Supplied material:
--

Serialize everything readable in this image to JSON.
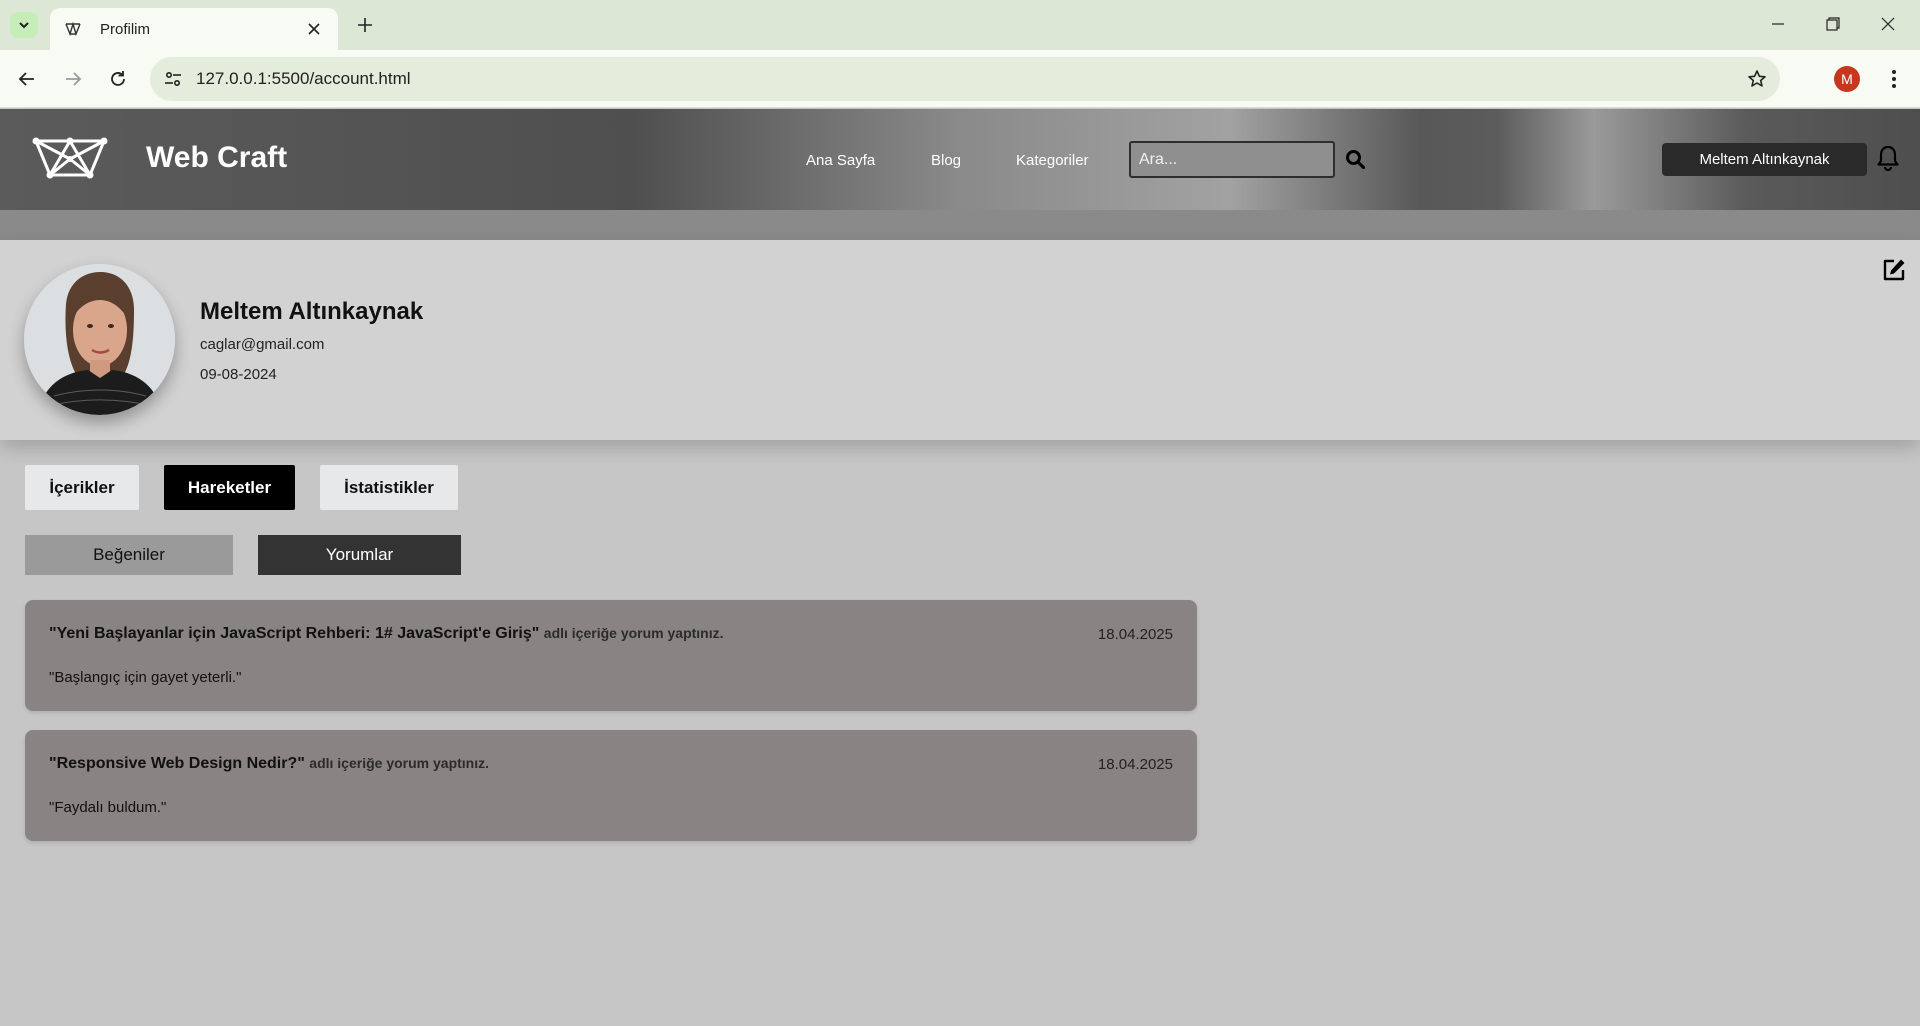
{
  "browser": {
    "tab_title": "Profilim",
    "url": "127.0.0.1:5500/account.html",
    "profile_initial": "M"
  },
  "header": {
    "brand": "Web Craft",
    "nav": [
      "Ana Sayfa",
      "Blog",
      "Kategoriler"
    ],
    "search_placeholder": "Ara...",
    "user_button": "Meltem Altınkaynak"
  },
  "profile": {
    "name": "Meltem Altınkaynak",
    "email": "caglar@gmail.com",
    "date": "09-08-2024"
  },
  "tabs": [
    {
      "label": "İçerikler",
      "active": false
    },
    {
      "label": "Hareketler",
      "active": true
    },
    {
      "label": "İstatistikler",
      "active": false
    }
  ],
  "subtabs": [
    {
      "label": "Beğeniler",
      "active": false
    },
    {
      "label": "Yorumlar",
      "active": true
    }
  ],
  "comments": [
    {
      "title": "\"Yeni Başlayanlar için JavaScript Rehberi: 1# JavaScript'e Giriş\"",
      "suffix": "adlı içeriğe yorum yaptınız.",
      "date": "18.04.2025",
      "text": "\"Başlangıç için gayet yeterli.\""
    },
    {
      "title": "\"Responsive Web Design Nedir?\"",
      "suffix": "adlı içeriğe yorum yaptınız.",
      "date": "18.04.2025",
      "text": "\"Faydalı buldum.\""
    }
  ],
  "colors": {
    "header_dark": "#4f4f4f",
    "profile_bg": "#d2d2d2",
    "page_bg": "#c6c6c6",
    "comment_card": "#898483",
    "active_tab": "#000000",
    "active_subtab": "#333333"
  },
  "icons": {
    "search": "search-icon",
    "notifications": "bell-icon",
    "edit_profile": "edit-icon"
  }
}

--

Task brief: Take the data above and repeat it exactly, leaving each picture out.

Exercise output:
Serialize everything readable in this image to JSON.
{
  "browser": {
    "tab_title": "Profilim",
    "url": "127.0.0.1:5500/account.html",
    "profile_initial": "M"
  },
  "header": {
    "brand": "Web Craft",
    "nav": [
      "Ana Sayfa",
      "Blog",
      "Kategoriler"
    ],
    "search_placeholder": "Ara...",
    "user_button": "Meltem Altınkaynak"
  },
  "profile": {
    "name": "Meltem Altınkaynak",
    "email": "caglar@gmail.com",
    "date": "09-08-2024"
  },
  "tabs": [
    {
      "label": "İçerikler",
      "active": false
    },
    {
      "label": "Hareketler",
      "active": true
    },
    {
      "label": "İstatistikler",
      "active": false
    }
  ],
  "subtabs": [
    {
      "label": "Beğeniler",
      "active": false
    },
    {
      "label": "Yorumlar",
      "active": true
    }
  ],
  "comments": [
    {
      "title": "\"Yeni Başlayanlar için JavaScript Rehberi: 1# JavaScript'e Giriş\"",
      "suffix": "adlı içeriğe yorum yaptınız.",
      "date": "18.04.2025",
      "text": "\"Başlangıç için gayet yeterli.\""
    },
    {
      "title": "\"Responsive Web Design Nedir?\"",
      "suffix": "adlı içeriğe yorum yaptınız.",
      "date": "18.04.2025",
      "text": "\"Faydalı buldum.\""
    }
  ],
  "colors": {
    "header_dark": "#4f4f4f",
    "profile_bg": "#d2d2d2",
    "page_bg": "#c6c6c6",
    "comment_card": "#898483",
    "active_tab": "#000000",
    "active_subtab": "#333333"
  },
  "icons": {
    "search": "search-icon",
    "notifications": "bell-icon",
    "edit_profile": "edit-icon"
  }
}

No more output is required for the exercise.